Output each entry verbatim and exclude every picture from it.
**** Extracted records ****
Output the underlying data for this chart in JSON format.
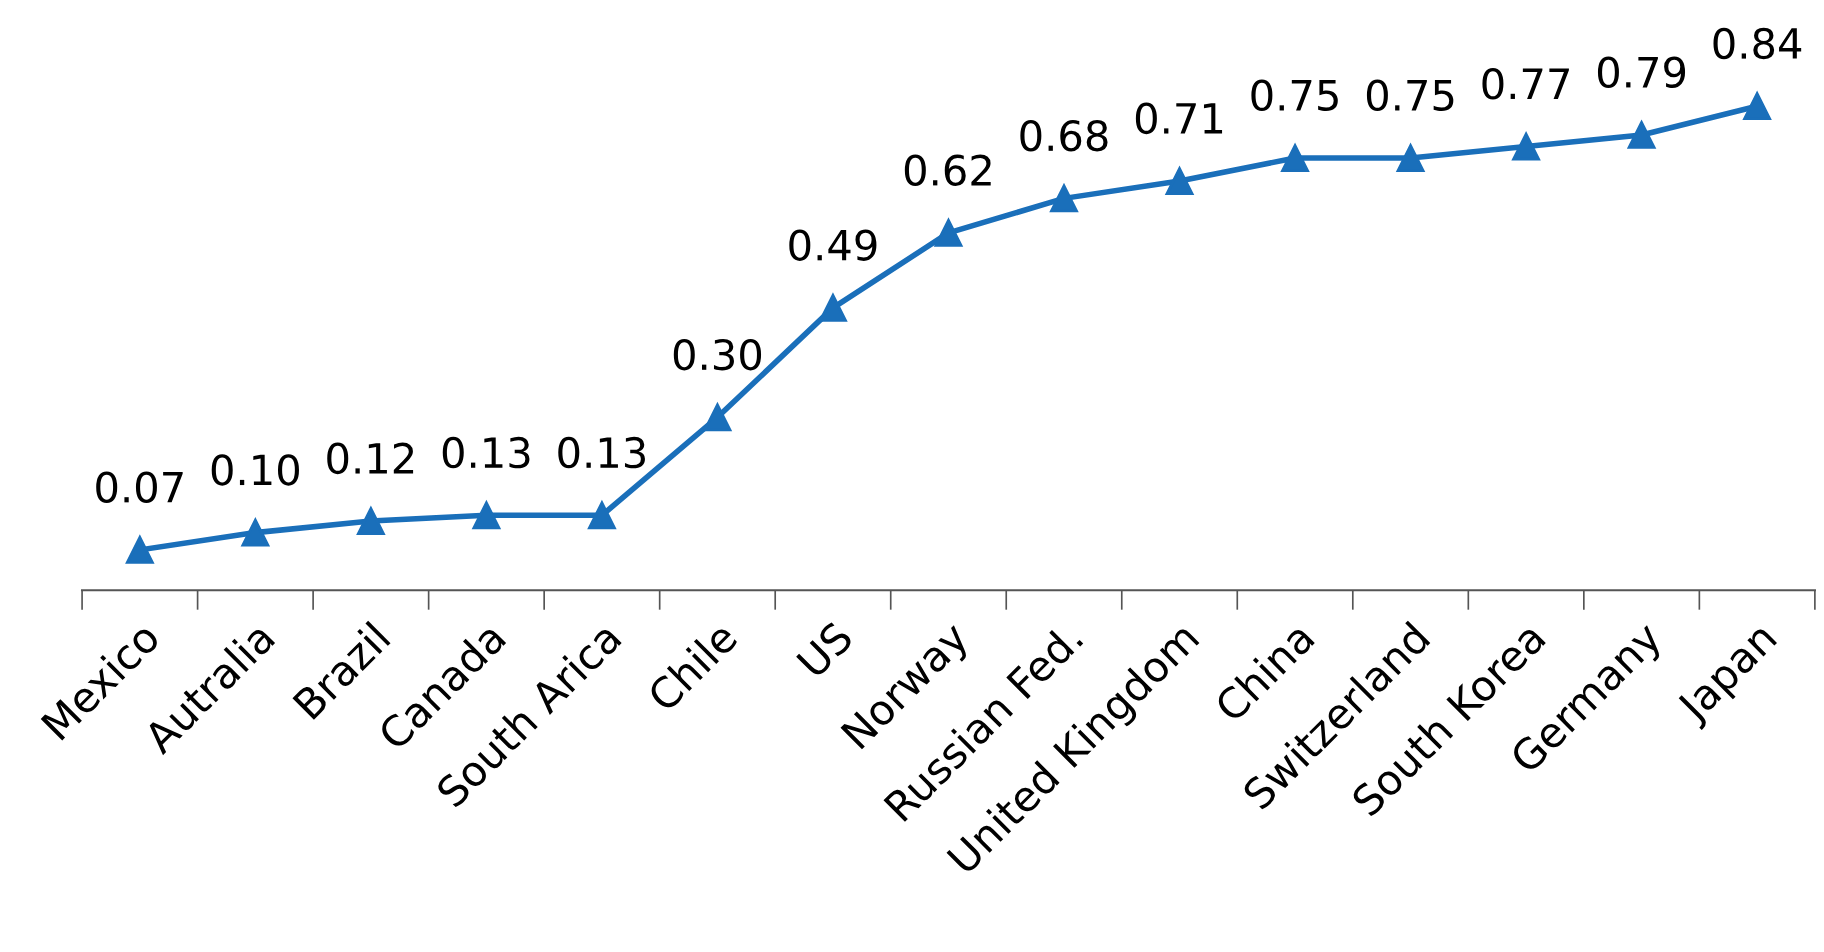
{
  "chart_data": {
    "type": "line",
    "categories": [
      "Mexico",
      "Autralia",
      "Brazil",
      "Canada",
      "South Arica",
      "Chile",
      "US",
      "Norway",
      "Russian Fed.",
      "United Kingdom",
      "China",
      "Switzerland",
      "South Korea",
      "Germany",
      "Japan"
    ],
    "series": [
      {
        "color": "#1a6fba",
        "values": [
          0.07,
          0.1,
          0.12,
          0.13,
          0.13,
          0.3,
          0.49,
          0.62,
          0.68,
          0.71,
          0.75,
          0.75,
          0.77,
          0.79,
          0.84
        ],
        "value_labels": [
          "0.07",
          "0.10",
          "0.12",
          "0.13",
          "0.13",
          "0.30",
          "0.49",
          "0.62",
          "0.68",
          "0.71",
          "0.75",
          "0.75",
          "0.77",
          "0.79",
          "0.84"
        ]
      }
    ],
    "marker": "triangle",
    "line_style": "solid",
    "grid": false,
    "legend": false,
    "tick_labels": "x"
  }
}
****
■ Result of the task ■
Output the underlying data for this chart in JSON format.
{
  "chart_data": {
    "type": "line",
    "categories": [
      "Mexico",
      "Autralia",
      "Brazil",
      "Canada",
      "South Arica",
      "Chile",
      "US",
      "Norway",
      "Russian Fed.",
      "United Kingdom",
      "China",
      "Switzerland",
      "South Korea",
      "Germany",
      "Japan"
    ],
    "series": [
      {
        "color": "#1a6fba",
        "values": [
          0.07,
          0.1,
          0.12,
          0.13,
          0.13,
          0.3,
          0.49,
          0.62,
          0.68,
          0.71,
          0.75,
          0.75,
          0.77,
          0.79,
          0.84
        ],
        "value_labels": [
          "0.07",
          "0.10",
          "0.12",
          "0.13",
          "0.13",
          "0.30",
          "0.49",
          "0.62",
          "0.68",
          "0.71",
          "0.75",
          "0.75",
          "0.77",
          "0.79",
          "0.84"
        ]
      }
    ],
    "marker": "triangle",
    "line_style": "solid",
    "grid": false,
    "legend": false,
    "tick_labels": "x"
  }
}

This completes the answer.